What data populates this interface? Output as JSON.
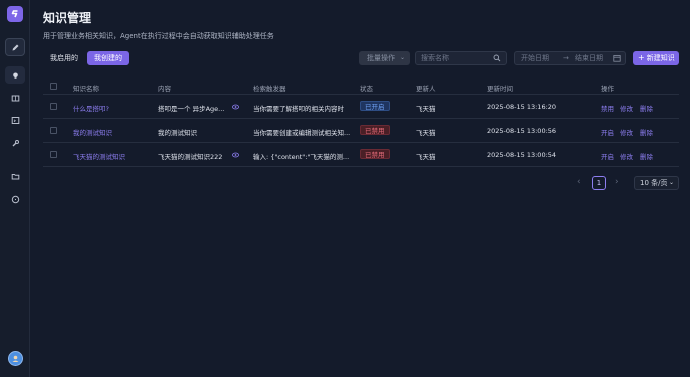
{
  "page": {
    "title": "知识管理",
    "subtitle": "用于管理业务相关知识，Agent在执行过程中会自动获取知识辅助处理任务"
  },
  "tabs": [
    {
      "label": "我启用的",
      "active": false
    },
    {
      "label": "我创建的",
      "active": true
    }
  ],
  "toolbar": {
    "batch_label": "批量操作",
    "search_placeholder": "搜索名称",
    "start_date_placeholder": "开始日期",
    "date_arrow": "→",
    "end_date_placeholder": "结束日期",
    "new_label": "新建知识"
  },
  "table": {
    "headers": [
      "知识名称",
      "内容",
      "检索触发器",
      "状态",
      "更新人",
      "更新时间",
      "操作"
    ],
    "rows": [
      {
        "name": "什么是搭叩?",
        "content": "搭叩是一个 异步Age...",
        "trigger": "当你需要了解搭叩的相关内容时",
        "status": "已开启",
        "status_type": "on",
        "updater": "飞天猫",
        "time": "2025-08-15 13:16:20",
        "actions": [
          "禁用",
          "修改",
          "删除"
        ]
      },
      {
        "name": "我的测试知识",
        "content": "我的测试知识",
        "trigger": "当你需要创建或编辑测试相关知...",
        "status": "已禁用",
        "status_type": "off",
        "updater": "飞天猫",
        "time": "2025-08-15 13:00:56",
        "actions": [
          "开启",
          "修改",
          "删除"
        ]
      },
      {
        "name": "飞天猫的测试知识",
        "content": "飞天猫的测试知识222",
        "trigger": "输入: {\"content\":\"飞天猫的测...",
        "status": "已禁用",
        "status_type": "off",
        "updater": "飞天猫",
        "time": "2025-08-15 13:00:54",
        "actions": [
          "开启",
          "修改",
          "删除"
        ]
      }
    ]
  },
  "pagination": {
    "prev": "‹",
    "current": "1",
    "next": "›",
    "page_size": "10 条/页"
  },
  "colors": {
    "accent": "#7b66e6",
    "status_on": "#6ea0f2",
    "status_off": "#e36b79"
  }
}
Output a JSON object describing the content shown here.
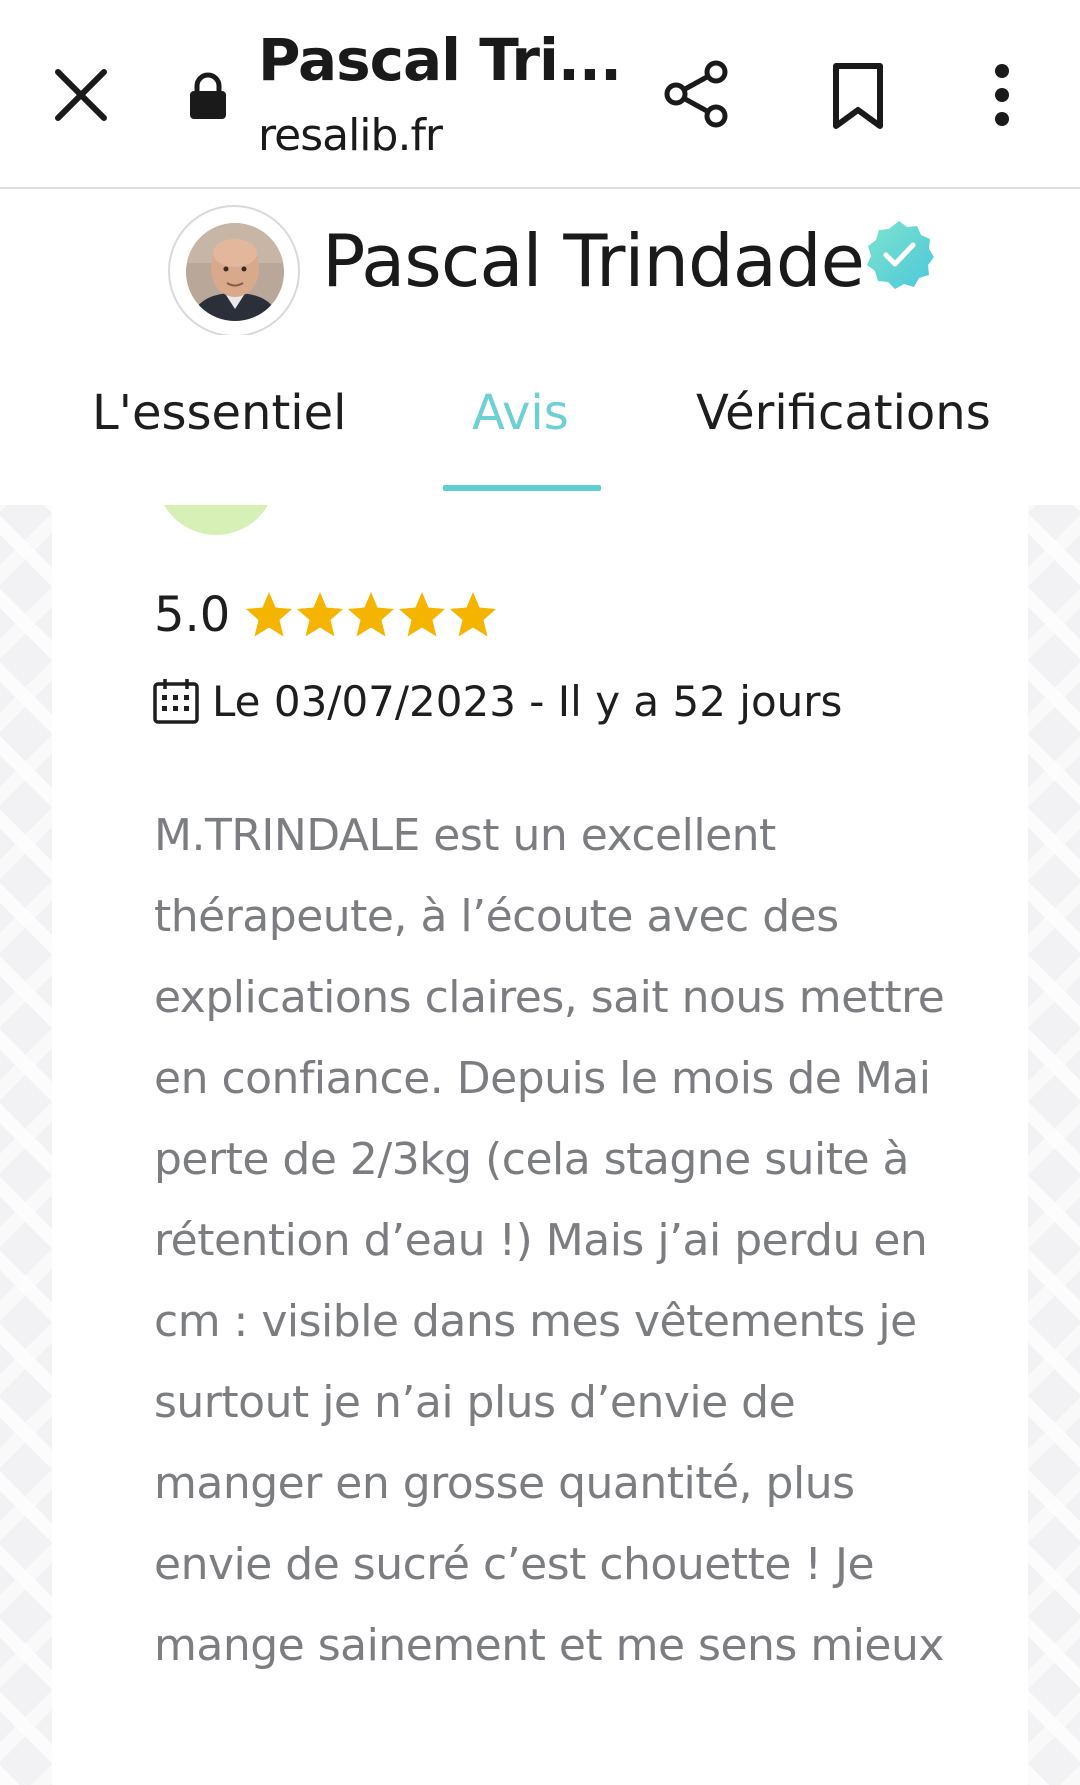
{
  "browser": {
    "title": "Pascal Tri...",
    "domain": "resalib.fr"
  },
  "profile": {
    "name": "Pascal Trindade"
  },
  "tabs": [
    {
      "label": "L'essentiel",
      "active": false
    },
    {
      "label": "Avis",
      "active": true
    },
    {
      "label": "Vérifications",
      "active": false
    }
  ],
  "review": {
    "rating": "5.0",
    "stars": 5,
    "date": "Le 03/07/2023 - Il y a 52 jours",
    "text": "M.TRINDALE est un excellent thérapeute, à l’écoute avec des explications claires, sait nous mettre en confiance. Depuis le mois de Mai perte de 2/3kg (cela stagne suite à rétention d’eau !) Mais j’ai perdu en cm : visible dans mes vêtements je surtout je n’ai plus d’envie de manger en grosse quantité, plus envie de sucré c’est chouette ! Je mange sainement et me sens mieux"
  },
  "colors": {
    "accent": "#5fcfd3",
    "star": "#f5b400",
    "review_text": "#7b7d80"
  },
  "icons": {
    "close": "close-icon",
    "lock": "lock-icon",
    "share": "share-icon",
    "bookmark": "bookmark-icon",
    "menu": "more-vert-icon",
    "verified": "verified-badge-icon",
    "calendar": "calendar-icon",
    "star": "star-icon"
  }
}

■ **Problem details**: Ignore the images and quote every line of the listing exactly.

■ **Answer to the exercise**:
What data populates this interface? Output as JSON.
{
  "page": {
    "title": "知识管理",
    "subtitle": "用于管理业务相关知识，Agent在执行过程中会自动获取知识辅助处理任务"
  },
  "tabs": [
    {
      "label": "我启用的",
      "active": false
    },
    {
      "label": "我创建的",
      "active": true
    }
  ],
  "toolbar": {
    "batch_label": "批量操作",
    "search_placeholder": "搜索名称",
    "start_date_placeholder": "开始日期",
    "date_arrow": "→",
    "end_date_placeholder": "结束日期",
    "new_label": "新建知识"
  },
  "table": {
    "headers": [
      "知识名称",
      "内容",
      "检索触发器",
      "状态",
      "更新人",
      "更新时间",
      "操作"
    ],
    "rows": [
      {
        "name": "什么是搭叩?",
        "content": "搭叩是一个 异步Age...",
        "trigger": "当你需要了解搭叩的相关内容时",
        "status": "已开启",
        "status_type": "on",
        "updater": "飞天猫",
        "time": "2025-08-15 13:16:20",
        "actions": [
          "禁用",
          "修改",
          "删除"
        ]
      },
      {
        "name": "我的测试知识",
        "content": "我的测试知识",
        "trigger": "当你需要创建或编辑测试相关知...",
        "status": "已禁用",
        "status_type": "off",
        "updater": "飞天猫",
        "time": "2025-08-15 13:00:56",
        "actions": [
          "开启",
          "修改",
          "删除"
        ]
      },
      {
        "name": "飞天猫的测试知识",
        "content": "飞天猫的测试知识222",
        "trigger": "输入: {\"content\":\"飞天猫的测...",
        "status": "已禁用",
        "status_type": "off",
        "updater": "飞天猫",
        "time": "2025-08-15 13:00:54",
        "actions": [
          "开启",
          "修改",
          "删除"
        ]
      }
    ]
  },
  "pagination": {
    "prev": "‹",
    "current": "1",
    "next": "›",
    "page_size": "10 条/页"
  },
  "colors": {
    "accent": "#7b66e6",
    "status_on": "#6ea0f2",
    "status_off": "#e36b79"
  }
}
Output a JSON object describing the content shown here.
{
  "browser": {
    "title": "Pascal Tri...",
    "domain": "resalib.fr"
  },
  "profile": {
    "name": "Pascal Trindade"
  },
  "tabs": [
    {
      "label": "L'essentiel",
      "active": false
    },
    {
      "label": "Avis",
      "active": true
    },
    {
      "label": "Vérifications",
      "active": false
    }
  ],
  "review": {
    "rating": "5.0",
    "stars": 5,
    "date": "Le 03/07/2023 - Il y a 52 jours",
    "text": "M.TRINDALE est un excellent thérapeute, à l’écoute avec des explications claires, sait nous mettre en confiance. Depuis le mois de Mai perte de 2/3kg (cela stagne suite à rétention d’eau !) Mais j’ai perdu en cm : visible dans mes vêtements je surtout je n’ai plus d’envie de manger en grosse quantité, plus envie de sucré c’est chouette ! Je mange sainement et me sens mieux"
  },
  "colors": {
    "accent": "#5fcfd3",
    "star": "#f5b400",
    "review_text": "#7b7d80"
  },
  "icons": {
    "close": "close-icon",
    "lock": "lock-icon",
    "share": "share-icon",
    "bookmark": "bookmark-icon",
    "menu": "more-vert-icon",
    "verified": "verified-badge-icon",
    "calendar": "calendar-icon",
    "star": "star-icon"
  }
}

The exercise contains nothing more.